**Stated exercise**.
Set down each record exactly as written.

Dataset records:
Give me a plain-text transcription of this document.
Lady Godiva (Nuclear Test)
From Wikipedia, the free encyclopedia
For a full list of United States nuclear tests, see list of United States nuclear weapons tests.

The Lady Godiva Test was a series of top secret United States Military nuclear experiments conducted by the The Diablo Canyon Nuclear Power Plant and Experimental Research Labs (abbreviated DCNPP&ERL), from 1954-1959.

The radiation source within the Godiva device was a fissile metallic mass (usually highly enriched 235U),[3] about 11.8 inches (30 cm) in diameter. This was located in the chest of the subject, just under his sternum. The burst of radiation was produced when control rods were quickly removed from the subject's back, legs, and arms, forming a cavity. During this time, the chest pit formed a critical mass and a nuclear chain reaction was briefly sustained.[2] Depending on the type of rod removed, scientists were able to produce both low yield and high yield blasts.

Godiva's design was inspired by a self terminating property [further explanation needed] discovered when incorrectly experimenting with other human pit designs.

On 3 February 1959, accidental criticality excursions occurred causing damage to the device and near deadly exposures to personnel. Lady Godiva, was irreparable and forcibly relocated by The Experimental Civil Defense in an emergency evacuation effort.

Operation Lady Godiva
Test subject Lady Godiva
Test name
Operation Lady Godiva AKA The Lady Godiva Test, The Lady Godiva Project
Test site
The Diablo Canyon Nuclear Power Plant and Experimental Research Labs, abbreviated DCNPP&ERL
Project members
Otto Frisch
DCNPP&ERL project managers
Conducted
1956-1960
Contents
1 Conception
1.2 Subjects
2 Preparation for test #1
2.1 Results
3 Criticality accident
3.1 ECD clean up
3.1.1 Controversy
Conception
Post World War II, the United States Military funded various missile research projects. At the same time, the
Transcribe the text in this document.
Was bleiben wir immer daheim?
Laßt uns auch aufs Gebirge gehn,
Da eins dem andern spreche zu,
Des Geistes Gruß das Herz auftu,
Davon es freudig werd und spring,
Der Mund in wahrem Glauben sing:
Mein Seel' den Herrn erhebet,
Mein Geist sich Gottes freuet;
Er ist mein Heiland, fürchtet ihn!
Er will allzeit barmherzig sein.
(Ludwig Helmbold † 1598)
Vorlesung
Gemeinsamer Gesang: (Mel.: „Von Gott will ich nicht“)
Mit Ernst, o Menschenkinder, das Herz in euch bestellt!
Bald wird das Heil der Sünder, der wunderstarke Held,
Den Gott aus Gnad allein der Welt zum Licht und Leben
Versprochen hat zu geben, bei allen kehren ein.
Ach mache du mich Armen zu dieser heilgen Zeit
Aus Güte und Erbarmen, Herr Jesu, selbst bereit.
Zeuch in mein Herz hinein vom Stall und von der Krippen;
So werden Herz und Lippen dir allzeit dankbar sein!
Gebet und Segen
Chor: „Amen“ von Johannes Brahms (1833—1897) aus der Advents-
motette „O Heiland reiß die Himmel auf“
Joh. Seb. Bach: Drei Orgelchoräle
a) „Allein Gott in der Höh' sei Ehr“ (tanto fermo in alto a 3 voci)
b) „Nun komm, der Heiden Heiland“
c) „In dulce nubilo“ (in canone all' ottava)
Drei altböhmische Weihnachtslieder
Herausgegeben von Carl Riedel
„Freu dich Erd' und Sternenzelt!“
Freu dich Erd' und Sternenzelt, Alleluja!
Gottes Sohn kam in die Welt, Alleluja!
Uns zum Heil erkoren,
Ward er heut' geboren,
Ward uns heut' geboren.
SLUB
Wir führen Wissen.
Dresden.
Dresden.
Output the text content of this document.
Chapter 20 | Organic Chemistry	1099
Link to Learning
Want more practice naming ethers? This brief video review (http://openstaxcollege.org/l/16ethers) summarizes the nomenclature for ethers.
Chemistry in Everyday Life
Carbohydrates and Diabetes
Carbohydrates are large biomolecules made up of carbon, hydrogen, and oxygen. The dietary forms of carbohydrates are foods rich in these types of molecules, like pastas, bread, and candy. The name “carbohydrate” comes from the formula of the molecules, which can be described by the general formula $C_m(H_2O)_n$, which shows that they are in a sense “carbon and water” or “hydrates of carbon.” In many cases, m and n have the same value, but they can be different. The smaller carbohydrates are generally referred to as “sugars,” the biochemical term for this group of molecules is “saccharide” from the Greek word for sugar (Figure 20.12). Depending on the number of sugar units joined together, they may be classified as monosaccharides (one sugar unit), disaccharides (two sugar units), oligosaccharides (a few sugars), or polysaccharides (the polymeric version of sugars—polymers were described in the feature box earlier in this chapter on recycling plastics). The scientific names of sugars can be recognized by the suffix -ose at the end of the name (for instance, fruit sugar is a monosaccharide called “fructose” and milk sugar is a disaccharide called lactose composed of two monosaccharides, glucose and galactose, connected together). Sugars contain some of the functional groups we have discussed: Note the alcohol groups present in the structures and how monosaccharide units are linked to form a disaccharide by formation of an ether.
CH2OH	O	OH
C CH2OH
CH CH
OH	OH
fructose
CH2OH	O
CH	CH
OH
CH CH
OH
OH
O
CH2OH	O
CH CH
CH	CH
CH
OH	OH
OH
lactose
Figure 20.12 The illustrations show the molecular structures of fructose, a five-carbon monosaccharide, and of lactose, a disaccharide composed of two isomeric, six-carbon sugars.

**Solution**.
Give me a plain-text transcription of this document.
Lady Godiva (Nuclear Test)
From Wikipedia, the free encyclopedia
For a full list of United States nuclear tests, see list of United States nuclear weapons tests.

The Lady Godiva Test was a series of top secret United States Military nuclear experiments conducted by the The Diablo Canyon Nuclear Power Plant and Experimental Research Labs (abbreviated DCNPP&ERL), from 1954-1959.

The radiation source within the Godiva device was a fissile metallic mass (usually highly enriched 235U),[3] about 11.8 inches (30 cm) in diameter. This was located in the chest of the subject, just under his sternum. The burst of radiation was produced when control rods were quickly removed from the subject's back, legs, and arms, forming a cavity. During this time, the chest pit formed a critical mass and a nuclear chain reaction was briefly sustained.[2] Depending on the type of rod removed, scientists were able to produce both low yield and high yield blasts.

Godiva's design was inspired by a self terminating property [further explanation needed] discovered when incorrectly experimenting with other human pit designs.

On 3 February 1959, accidental criticality excursions occurred causing damage to the device and near deadly exposures to personnel. Lady Godiva, was irreparable and forcibly relocated by The Experimental Civil Defense in an emergency evacuation effort.

Operation Lady Godiva
Test subject Lady Godiva
Test name
Operation Lady Godiva AKA The Lady Godiva Test, The Lady Godiva Project
Test site
The Diablo Canyon Nuclear Power Plant and Experimental Research Labs, abbreviated DCNPP&ERL
Project members
Otto Frisch
DCNPP&ERL project managers
Conducted
1956-1960
Contents
1 Conception
1.2 Subjects
2 Preparation for test #1
2.1 Results
3 Criticality accident
3.1 ECD clean up
3.1.1 Controversy
Conception
Post World War II, the United States Military funded various missile research projects. At the same time, the
Transcribe the text in this document.
Was bleiben wir immer daheim?
Laßt uns auch aufs Gebirge gehn,
Da eins dem andern spreche zu,
Des Geistes Gruß das Herz auftu,
Davon es freudig werd und spring,
Der Mund in wahrem Glauben sing:
Mein Seel' den Herrn erhebet,
Mein Geist sich Gottes freuet;
Er ist mein Heiland, fürchtet ihn!
Er will allzeit barmherzig sein.
(Ludwig Helmbold † 1598)
Vorlesung
Gemeinsamer Gesang: (Mel.: „Von Gott will ich nicht“)
Mit Ernst, o Menschenkinder, das Herz in euch bestellt!
Bald wird das Heil der Sünder, der wunderstarke Held,
Den Gott aus Gnad allein der Welt zum Licht und Leben
Versprochen hat zu geben, bei allen kehren ein.
Ach mache du mich Armen zu dieser heilgen Zeit
Aus Güte und Erbarmen, Herr Jesu, selbst bereit.
Zeuch in mein Herz hinein vom Stall und von der Krippen;
So werden Herz und Lippen dir allzeit dankbar sein!
Gebet und Segen
Chor: „Amen“ von Johannes Brahms (1833—1897) aus der Advents-
motette „O Heiland reiß die Himmel auf“
Joh. Seb. Bach: Drei Orgelchoräle
a) „Allein Gott in der Höh' sei Ehr“ (tanto fermo in alto a 3 voci)
b) „Nun komm, der Heiden Heiland“
c) „In dulce nubilo“ (in canone all' ottava)
Drei altböhmische Weihnachtslieder
Herausgegeben von Carl Riedel
„Freu dich Erd' und Sternenzelt!“
Freu dich Erd' und Sternenzelt, Alleluja!
Gottes Sohn kam in die Welt, Alleluja!
Uns zum Heil erkoren,
Ward er heut' geboren,
Ward uns heut' geboren.
SLUB
Wir führen Wissen.
Dresden.
Dresden.
Output the text content of this document.
Chapter 20 | Organic Chemistry	1099
Link to Learning
Want more practice naming ethers? This brief video review (http://openstaxcollege.org/l/16ethers) summarizes the nomenclature for ethers.
Chemistry in Everyday Life
Carbohydrates and Diabetes
Carbohydrates are large biomolecules made up of carbon, hydrogen, and oxygen. The dietary forms of carbohydrates are foods rich in these types of molecules, like pastas, bread, and candy. The name “carbohydrate” comes from the formula of the molecules, which can be described by the general formula $C_m(H_2O)_n$, which shows that they are in a sense “carbon and water” or “hydrates of carbon.” In many cases, m and n have the same value, but they can be different. The smaller carbohydrates are generally referred to as “sugars,” the biochemical term for this group of molecules is “saccharide” from the Greek word for sugar (Figure 20.12). Depending on the number of sugar units joined together, they may be classified as monosaccharides (one sugar unit), disaccharides (two sugar units), oligosaccharides (a few sugars), or polysaccharides (the polymeric version of sugars—polymers were described in the feature box earlier in this chapter on recycling plastics). The scientific names of sugars can be recognized by the suffix -ose at the end of the name (for instance, fruit sugar is a monosaccharide called “fructose” and milk sugar is a disaccharide called lactose composed of two monosaccharides, glucose and galactose, connected together). Sugars contain some of the functional groups we have discussed: Note the alcohol groups present in the structures and how monosaccharide units are linked to form a disaccharide by formation of an ether.
CH2OH	O	OH
C CH2OH
CH CH
OH	OH
fructose
CH2OH	O
CH	CH
OH
CH CH
OH
OH
O
CH2OH	O
CH CH
CH	CH
CH
OH	OH
OH
lactose
Figure 20.12 The illustrations show the molecular structures of fructose, a five-carbon monosaccharide, and of lactose, a disaccharide composed of two isomeric, six-carbon sugars.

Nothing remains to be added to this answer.